What you need to do:
Copy out, word for word, the lines of the records beginning with the line that contains "Patent image size: (643, 879)." and ending with the last line of the records, including both of these lines.
-- START OF Data rows --
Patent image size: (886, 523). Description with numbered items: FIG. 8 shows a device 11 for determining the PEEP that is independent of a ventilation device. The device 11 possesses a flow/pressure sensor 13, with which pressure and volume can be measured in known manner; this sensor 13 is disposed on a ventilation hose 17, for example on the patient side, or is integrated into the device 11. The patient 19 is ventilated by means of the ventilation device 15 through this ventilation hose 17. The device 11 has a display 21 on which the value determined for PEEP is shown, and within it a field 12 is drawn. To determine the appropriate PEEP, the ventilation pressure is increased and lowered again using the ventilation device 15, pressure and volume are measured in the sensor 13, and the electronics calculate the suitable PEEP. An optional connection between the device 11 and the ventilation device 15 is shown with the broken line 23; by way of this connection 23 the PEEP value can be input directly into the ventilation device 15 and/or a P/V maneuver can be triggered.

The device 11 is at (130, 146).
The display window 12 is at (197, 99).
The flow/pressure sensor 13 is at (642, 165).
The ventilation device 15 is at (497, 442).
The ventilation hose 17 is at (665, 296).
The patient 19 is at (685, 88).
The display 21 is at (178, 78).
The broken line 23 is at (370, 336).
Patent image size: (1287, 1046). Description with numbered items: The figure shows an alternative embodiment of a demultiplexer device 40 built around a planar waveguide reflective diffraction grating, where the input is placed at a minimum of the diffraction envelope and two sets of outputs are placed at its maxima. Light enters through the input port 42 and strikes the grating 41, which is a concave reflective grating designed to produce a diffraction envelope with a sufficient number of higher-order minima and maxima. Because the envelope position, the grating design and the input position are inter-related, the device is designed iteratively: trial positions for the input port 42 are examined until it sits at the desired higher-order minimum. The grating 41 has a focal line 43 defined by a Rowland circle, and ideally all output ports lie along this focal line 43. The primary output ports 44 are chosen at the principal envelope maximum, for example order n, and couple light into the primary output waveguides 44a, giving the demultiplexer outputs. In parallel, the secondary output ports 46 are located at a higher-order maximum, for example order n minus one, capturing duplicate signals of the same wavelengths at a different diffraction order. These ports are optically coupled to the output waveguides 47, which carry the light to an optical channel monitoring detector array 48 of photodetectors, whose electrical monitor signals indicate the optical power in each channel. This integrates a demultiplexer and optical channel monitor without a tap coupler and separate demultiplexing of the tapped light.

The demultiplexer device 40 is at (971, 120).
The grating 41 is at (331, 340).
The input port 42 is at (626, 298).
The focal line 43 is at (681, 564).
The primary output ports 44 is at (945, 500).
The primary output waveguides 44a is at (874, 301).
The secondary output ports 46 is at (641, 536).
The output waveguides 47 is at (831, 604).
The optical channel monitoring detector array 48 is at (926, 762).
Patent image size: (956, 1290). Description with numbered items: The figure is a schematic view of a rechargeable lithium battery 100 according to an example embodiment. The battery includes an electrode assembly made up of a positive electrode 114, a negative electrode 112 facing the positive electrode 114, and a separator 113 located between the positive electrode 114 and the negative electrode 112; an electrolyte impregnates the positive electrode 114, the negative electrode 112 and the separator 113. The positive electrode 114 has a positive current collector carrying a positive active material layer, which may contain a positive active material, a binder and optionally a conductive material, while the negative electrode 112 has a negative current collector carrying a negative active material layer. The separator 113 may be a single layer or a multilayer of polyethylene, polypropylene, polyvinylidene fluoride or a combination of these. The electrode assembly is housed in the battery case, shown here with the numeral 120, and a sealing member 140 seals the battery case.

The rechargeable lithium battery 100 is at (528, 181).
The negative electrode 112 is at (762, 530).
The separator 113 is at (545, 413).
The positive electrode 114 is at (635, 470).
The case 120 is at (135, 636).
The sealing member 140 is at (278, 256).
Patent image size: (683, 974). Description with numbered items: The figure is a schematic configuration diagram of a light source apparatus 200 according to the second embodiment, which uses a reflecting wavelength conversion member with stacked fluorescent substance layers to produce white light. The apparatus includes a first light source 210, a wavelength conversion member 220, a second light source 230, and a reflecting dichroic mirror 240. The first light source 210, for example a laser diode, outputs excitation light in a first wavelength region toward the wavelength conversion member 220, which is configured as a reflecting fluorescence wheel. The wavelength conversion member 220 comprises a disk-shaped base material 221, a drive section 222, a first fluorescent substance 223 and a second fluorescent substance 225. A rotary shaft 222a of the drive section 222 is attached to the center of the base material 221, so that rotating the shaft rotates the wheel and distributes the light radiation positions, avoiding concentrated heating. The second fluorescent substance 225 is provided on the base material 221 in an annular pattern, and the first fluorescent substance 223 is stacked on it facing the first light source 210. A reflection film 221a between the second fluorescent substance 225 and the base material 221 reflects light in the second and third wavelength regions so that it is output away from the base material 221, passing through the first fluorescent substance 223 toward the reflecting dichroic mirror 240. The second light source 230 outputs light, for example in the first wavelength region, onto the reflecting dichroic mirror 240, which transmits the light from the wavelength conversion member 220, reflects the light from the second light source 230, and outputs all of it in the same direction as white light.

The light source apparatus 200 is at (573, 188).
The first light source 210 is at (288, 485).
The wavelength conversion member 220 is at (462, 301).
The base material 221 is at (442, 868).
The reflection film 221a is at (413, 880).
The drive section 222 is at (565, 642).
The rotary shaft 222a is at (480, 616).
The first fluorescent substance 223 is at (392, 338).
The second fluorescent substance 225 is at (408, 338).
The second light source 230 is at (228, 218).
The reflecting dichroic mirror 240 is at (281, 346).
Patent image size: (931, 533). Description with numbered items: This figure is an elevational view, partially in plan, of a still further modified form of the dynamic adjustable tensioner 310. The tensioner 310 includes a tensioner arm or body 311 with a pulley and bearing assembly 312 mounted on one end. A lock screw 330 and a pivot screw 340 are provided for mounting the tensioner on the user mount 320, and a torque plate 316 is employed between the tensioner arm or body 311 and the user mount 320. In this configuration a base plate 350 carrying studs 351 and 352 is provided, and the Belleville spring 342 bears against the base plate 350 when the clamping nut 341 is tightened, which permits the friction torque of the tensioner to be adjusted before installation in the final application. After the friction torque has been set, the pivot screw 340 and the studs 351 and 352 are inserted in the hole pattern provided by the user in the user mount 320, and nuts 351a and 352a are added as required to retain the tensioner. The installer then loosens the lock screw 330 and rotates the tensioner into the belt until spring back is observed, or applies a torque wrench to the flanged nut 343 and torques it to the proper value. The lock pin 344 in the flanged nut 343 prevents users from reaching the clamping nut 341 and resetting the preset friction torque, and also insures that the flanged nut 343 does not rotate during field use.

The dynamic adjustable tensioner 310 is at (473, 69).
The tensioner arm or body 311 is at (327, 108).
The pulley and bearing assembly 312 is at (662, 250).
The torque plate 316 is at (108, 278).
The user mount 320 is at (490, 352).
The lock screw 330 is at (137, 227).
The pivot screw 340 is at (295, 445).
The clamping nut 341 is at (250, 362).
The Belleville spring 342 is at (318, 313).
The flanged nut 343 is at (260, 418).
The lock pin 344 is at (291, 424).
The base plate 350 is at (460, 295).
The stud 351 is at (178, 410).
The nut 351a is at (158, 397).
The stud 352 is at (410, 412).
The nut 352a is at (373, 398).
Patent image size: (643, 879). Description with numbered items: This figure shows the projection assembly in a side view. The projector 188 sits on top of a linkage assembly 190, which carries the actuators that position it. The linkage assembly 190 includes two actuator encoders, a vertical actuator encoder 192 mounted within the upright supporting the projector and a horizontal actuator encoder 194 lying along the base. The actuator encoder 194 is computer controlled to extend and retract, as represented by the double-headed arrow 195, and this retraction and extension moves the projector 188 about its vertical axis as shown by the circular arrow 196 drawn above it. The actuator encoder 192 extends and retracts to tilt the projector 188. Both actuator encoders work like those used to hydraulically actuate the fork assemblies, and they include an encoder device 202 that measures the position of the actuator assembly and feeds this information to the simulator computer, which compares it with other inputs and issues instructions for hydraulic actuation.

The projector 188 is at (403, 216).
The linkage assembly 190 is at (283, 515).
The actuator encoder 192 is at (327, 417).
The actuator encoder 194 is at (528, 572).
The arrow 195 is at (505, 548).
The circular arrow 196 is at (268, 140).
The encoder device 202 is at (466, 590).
-- END OF Data rows --
Problem solution:
Patent image size: (643, 879). Description with numbered items: This figure shows the projection assembly in a side view. The projector 188 sits on top of a linkage assembly 190, which carries the actuators that position it. The linkage assembly 190 includes two actuator encoders, a vertical actuator encoder 192 mounted within the upright supporting the projector and a horizontal actuator encoder 194 lying along the base. The actuator encoder 194 is computer controlled to extend and retract, as represented by the double-headed arrow 195, and this retraction and extension moves the projector 188 about its vertical axis as shown by the circular arrow 196 drawn above it. The actuator encoder 192 extends and retracts to tilt the projector 188. Both actuator encoders work like those used to hydraulically actuate the fork assemblies, and they include an encoder device 202 that measures the position of the actuator assembly and feeds this information to the simulator computer, which compares it with other inputs and issues instructions for hydraulic actuation.

The projector 188 is at (403, 216).
The linkage assembly 190 is at (283, 515).
The actuator encoder 192 is at (327, 417).
The actuator encoder 194 is at (528, 572).
The arrow 195 is at (505, 548).
The circular arrow 196 is at (268, 140).
The encoder device 202 is at (466, 590).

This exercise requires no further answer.